Answer these questions using the text below on aid results and sustainability.
(a) What two examples of simplified "results" does the text give?
(b) Which UK body is the text's example of an organization whose yearly beneficiary reach is unknown?
(c) Why might WaterAid's unit costs appear higher than those of some other providers?

→ **Text segment**:
------------------------------------------------------------------------

The difficulty is that the more one does to help build sustainable service provision, the harder it is to demonstrate publicly one’s role versus that of another organisation, or of the country’s systems themselves. Similarly, the more we prioritise reporting simplified ‘results’, such as the number of pumps built or people reached, the more we risk undermining sustainability. 

Development beyond numbers

Results are important and aid must be accountable, but determining true value for money needs to go beyond the simple numbers, because it is hard to quantify important investments in sustainability. 

For instance, how many beneficiaries do the UK’s water regulator Ofwat ‘reach’ in the UK each year? The figure is unknown, yet we do know that the presence of the water and sewerage regulator is essential to ensure services are safely maintained.

Often DFID do recognise this – WaterAid’s unit costs might appear higher than those of some other providers because of the focus we put on sustainability. As this report demonstrates, ICAI, which holds DFID to account, uses multiple approaches and analysis and its institutional position to hold DFID to account for genuine results and impact that goes beyond simply numbers of people.

------------------------------------------------------------------------

→ **Raw data**:
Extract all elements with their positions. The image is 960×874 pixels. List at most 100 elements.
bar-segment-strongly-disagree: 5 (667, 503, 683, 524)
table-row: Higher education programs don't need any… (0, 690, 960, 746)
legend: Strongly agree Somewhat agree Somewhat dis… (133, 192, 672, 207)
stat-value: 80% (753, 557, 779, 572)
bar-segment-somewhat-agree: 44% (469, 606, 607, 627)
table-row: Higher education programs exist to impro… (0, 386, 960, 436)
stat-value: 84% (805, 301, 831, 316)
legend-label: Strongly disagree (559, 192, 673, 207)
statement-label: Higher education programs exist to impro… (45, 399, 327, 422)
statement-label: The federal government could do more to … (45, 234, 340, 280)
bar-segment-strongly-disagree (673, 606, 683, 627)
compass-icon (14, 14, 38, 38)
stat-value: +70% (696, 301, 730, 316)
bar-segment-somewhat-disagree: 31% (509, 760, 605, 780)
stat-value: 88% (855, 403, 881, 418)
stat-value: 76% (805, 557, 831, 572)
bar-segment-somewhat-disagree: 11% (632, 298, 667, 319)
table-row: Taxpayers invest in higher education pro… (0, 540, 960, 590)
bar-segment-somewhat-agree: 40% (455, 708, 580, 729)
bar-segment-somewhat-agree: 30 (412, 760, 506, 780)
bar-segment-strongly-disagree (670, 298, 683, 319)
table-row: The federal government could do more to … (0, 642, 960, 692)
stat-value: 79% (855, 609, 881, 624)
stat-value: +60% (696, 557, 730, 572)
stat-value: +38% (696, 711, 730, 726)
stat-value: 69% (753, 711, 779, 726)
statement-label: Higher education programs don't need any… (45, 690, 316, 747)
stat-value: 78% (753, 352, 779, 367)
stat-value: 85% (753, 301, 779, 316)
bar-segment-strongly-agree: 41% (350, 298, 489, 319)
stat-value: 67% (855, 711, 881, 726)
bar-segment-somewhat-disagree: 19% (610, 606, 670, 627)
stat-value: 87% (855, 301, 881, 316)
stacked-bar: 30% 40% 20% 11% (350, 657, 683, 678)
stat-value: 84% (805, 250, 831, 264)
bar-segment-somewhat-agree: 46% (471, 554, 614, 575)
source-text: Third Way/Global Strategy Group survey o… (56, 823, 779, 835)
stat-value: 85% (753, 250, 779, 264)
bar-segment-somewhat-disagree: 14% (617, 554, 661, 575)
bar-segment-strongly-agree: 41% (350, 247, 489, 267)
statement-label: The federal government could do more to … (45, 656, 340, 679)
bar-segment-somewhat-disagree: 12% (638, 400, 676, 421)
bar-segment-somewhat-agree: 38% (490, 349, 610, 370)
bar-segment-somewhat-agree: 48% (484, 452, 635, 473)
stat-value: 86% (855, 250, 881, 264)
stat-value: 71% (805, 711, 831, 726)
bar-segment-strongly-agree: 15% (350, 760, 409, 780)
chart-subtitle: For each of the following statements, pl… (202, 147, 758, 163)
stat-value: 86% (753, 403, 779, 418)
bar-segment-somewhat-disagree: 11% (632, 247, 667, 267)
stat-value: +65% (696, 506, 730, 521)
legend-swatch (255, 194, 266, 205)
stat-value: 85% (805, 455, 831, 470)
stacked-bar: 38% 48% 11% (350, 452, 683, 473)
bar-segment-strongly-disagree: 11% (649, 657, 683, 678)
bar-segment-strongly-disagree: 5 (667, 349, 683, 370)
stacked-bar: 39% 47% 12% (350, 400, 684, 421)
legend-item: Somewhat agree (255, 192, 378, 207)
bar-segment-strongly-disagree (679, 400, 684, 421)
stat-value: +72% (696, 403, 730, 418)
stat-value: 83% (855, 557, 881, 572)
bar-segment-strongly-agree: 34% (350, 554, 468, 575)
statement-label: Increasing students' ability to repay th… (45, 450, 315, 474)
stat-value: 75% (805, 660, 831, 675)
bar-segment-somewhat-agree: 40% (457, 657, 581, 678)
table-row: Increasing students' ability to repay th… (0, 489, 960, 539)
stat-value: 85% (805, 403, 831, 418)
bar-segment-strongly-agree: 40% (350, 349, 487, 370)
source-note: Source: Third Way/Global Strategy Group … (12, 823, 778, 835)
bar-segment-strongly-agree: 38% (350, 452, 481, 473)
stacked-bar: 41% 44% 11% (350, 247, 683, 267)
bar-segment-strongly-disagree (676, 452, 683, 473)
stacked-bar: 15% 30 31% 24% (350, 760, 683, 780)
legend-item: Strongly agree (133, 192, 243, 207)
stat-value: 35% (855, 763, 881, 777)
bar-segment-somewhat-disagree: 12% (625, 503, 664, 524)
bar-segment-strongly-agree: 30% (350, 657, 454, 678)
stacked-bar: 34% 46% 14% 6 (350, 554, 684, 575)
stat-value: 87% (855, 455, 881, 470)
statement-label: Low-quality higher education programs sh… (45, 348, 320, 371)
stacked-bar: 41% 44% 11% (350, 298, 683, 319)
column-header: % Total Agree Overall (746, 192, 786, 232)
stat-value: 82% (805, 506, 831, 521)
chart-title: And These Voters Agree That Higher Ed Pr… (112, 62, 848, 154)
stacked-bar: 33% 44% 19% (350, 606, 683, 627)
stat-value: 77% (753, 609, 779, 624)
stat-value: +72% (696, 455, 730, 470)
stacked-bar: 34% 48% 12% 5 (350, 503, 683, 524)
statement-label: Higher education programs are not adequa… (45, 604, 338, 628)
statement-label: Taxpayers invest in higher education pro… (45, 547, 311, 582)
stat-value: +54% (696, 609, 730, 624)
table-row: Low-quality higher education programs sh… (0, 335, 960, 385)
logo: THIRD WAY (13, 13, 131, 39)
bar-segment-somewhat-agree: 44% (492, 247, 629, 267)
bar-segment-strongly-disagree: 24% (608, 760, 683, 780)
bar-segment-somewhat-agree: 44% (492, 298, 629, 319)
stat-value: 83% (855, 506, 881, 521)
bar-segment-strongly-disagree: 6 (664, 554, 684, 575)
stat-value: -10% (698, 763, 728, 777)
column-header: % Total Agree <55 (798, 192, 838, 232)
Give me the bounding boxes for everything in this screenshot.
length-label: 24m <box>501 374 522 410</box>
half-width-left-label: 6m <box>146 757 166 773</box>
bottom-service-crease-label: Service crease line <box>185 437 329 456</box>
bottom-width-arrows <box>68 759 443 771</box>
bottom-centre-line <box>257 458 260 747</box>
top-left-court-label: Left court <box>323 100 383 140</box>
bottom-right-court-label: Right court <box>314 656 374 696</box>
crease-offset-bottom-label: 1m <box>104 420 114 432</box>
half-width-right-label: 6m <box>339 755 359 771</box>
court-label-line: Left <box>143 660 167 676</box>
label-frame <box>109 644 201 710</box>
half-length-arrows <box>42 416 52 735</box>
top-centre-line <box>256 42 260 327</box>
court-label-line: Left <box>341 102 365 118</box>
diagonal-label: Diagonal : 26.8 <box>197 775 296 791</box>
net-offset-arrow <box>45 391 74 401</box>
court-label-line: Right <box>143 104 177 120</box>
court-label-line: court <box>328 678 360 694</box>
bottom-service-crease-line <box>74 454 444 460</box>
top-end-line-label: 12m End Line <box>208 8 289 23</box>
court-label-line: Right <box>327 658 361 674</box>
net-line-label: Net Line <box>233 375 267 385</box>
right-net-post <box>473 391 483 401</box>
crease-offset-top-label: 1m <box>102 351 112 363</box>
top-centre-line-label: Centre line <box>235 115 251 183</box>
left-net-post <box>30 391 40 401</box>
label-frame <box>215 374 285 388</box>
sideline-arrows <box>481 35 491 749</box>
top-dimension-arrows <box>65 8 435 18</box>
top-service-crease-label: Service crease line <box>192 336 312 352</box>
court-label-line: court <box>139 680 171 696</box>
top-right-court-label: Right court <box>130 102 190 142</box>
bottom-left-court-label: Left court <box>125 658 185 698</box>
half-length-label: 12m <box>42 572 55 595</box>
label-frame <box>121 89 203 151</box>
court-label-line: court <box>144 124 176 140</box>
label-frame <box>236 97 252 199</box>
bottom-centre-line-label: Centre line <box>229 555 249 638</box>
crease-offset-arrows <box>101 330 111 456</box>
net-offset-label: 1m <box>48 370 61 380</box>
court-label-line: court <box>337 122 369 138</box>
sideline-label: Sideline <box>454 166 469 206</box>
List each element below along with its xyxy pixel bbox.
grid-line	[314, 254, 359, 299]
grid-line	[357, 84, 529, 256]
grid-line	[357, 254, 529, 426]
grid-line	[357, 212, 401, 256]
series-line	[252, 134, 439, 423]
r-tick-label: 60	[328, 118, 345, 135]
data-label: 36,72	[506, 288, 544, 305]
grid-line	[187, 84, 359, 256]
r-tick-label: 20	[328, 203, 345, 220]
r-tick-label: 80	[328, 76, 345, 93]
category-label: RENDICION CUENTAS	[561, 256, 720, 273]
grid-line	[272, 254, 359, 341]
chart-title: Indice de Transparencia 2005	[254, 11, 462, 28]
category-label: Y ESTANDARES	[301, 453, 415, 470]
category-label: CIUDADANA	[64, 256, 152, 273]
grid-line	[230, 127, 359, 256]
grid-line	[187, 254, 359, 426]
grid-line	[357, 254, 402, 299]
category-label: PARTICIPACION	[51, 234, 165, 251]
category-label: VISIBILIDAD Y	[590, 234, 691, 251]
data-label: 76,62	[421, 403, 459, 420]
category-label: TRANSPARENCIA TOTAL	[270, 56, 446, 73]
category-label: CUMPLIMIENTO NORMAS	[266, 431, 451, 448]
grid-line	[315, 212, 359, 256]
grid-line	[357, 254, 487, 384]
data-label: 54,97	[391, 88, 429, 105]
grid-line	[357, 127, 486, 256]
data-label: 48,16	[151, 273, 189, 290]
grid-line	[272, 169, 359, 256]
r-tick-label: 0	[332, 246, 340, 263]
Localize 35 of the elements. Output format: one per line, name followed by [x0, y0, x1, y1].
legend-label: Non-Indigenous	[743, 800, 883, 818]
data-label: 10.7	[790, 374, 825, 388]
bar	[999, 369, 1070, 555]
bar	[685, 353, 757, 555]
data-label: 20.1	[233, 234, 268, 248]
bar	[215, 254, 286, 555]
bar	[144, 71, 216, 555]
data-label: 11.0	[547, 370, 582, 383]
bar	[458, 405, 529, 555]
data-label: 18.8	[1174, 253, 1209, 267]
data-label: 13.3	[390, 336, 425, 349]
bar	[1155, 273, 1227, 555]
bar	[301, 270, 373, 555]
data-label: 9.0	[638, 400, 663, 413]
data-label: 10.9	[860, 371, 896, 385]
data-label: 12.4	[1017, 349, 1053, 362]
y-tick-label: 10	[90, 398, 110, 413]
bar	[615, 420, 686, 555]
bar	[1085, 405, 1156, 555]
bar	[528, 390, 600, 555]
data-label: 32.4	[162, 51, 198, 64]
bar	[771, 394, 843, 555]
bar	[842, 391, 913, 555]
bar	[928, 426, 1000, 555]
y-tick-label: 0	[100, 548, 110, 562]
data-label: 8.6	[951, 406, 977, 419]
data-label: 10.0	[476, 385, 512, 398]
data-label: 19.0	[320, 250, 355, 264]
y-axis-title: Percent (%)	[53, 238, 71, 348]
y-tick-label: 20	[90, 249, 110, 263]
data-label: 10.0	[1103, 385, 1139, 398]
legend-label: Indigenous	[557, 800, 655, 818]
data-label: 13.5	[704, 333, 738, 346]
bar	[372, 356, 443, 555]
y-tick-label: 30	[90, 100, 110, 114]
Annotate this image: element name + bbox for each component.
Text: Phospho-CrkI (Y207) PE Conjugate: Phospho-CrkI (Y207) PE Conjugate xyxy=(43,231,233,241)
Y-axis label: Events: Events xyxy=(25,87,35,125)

------------------------------------------------------------------------

→ **Answer space**:
(a) The number of pumps built and the number of people reached.
(b) Ofwat, the UK's water and sewerage regulator.
(c) Because of WaterAid's focus on sustainability.